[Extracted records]
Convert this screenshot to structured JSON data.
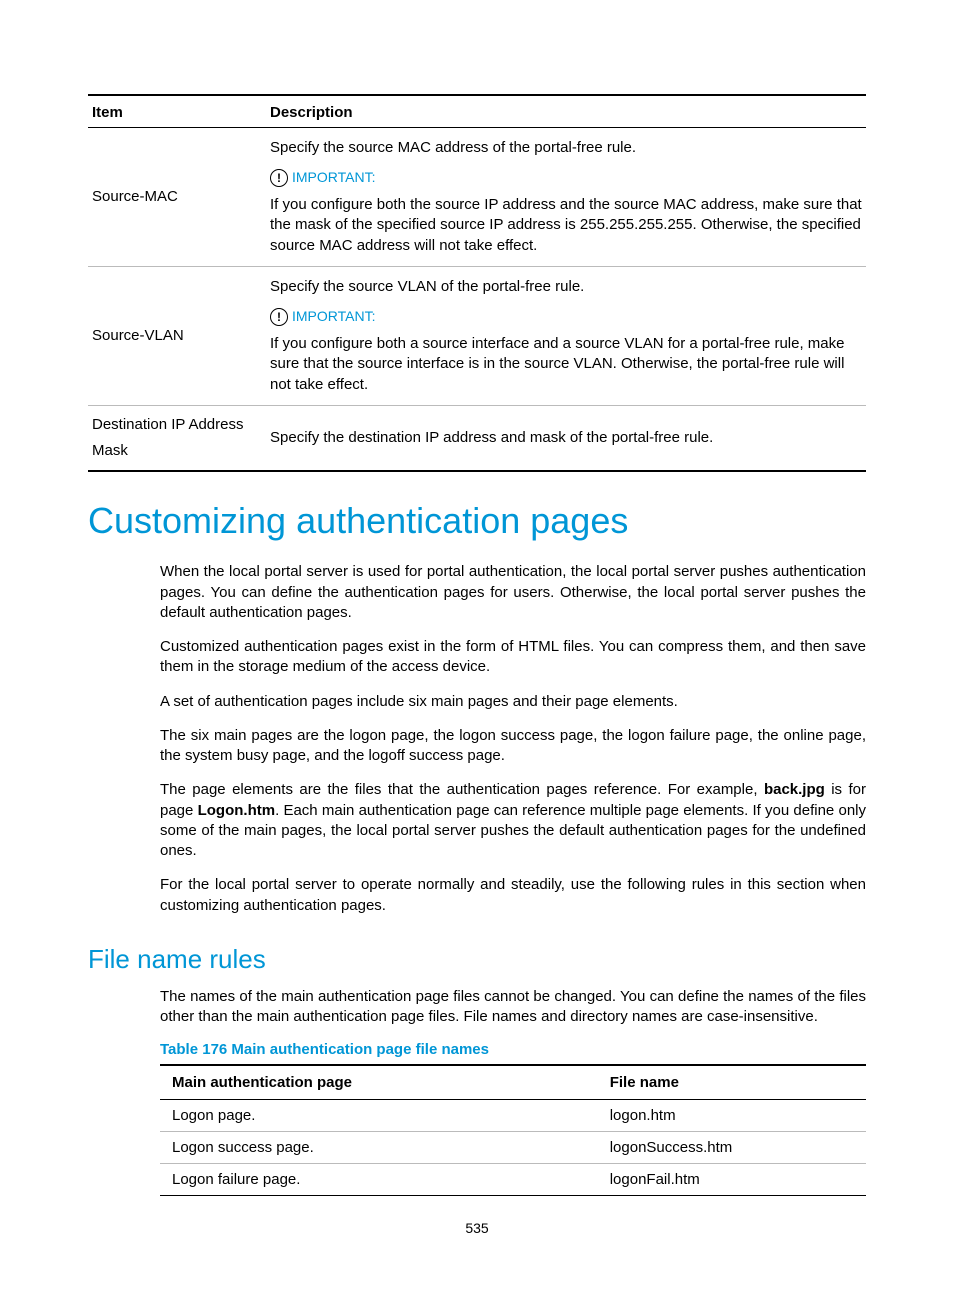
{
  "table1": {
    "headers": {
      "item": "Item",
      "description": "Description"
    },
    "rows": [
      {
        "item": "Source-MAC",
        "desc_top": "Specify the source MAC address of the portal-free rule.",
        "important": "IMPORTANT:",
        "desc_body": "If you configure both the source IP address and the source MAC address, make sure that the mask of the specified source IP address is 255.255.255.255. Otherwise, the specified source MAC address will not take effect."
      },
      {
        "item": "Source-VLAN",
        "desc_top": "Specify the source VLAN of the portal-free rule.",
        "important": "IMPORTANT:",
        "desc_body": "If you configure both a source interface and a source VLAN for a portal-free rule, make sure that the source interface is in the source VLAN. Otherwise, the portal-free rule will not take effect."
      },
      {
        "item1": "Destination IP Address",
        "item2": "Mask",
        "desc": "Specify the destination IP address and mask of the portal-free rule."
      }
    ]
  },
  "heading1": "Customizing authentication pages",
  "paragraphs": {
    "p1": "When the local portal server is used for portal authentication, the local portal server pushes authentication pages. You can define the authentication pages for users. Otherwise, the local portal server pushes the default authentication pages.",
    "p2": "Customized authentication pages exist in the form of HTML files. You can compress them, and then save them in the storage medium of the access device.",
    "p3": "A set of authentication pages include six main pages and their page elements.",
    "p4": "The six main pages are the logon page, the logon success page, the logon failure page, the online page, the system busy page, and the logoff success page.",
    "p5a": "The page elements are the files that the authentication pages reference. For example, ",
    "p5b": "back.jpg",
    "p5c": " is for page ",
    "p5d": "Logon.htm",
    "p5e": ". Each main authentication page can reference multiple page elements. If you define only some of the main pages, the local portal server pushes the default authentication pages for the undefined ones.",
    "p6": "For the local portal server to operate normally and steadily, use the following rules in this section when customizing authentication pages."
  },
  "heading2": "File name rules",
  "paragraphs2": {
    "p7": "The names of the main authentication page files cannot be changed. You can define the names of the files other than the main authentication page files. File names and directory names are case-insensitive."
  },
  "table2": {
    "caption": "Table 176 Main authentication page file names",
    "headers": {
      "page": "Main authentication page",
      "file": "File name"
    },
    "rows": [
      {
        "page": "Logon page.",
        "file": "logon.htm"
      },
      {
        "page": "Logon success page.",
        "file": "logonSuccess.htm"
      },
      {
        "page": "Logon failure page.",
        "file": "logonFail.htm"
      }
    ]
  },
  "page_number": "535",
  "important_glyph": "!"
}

● **Brief**:
For each line of the listing that holds the word "sure", show that line.

● **Result for this task**:
        "desc_body": "If you configure both the source IP address and the source MAC address, make sure that the mask of the specified source IP address is 255.255.255.255. Otherwise, the specified source MAC address will not take effect."
        "desc_body": "If you configure both a source interface and a source VLAN for a portal-free rule, make sure that the source interface is in the source VLAN. Otherwise, the portal-free rule will not take effect."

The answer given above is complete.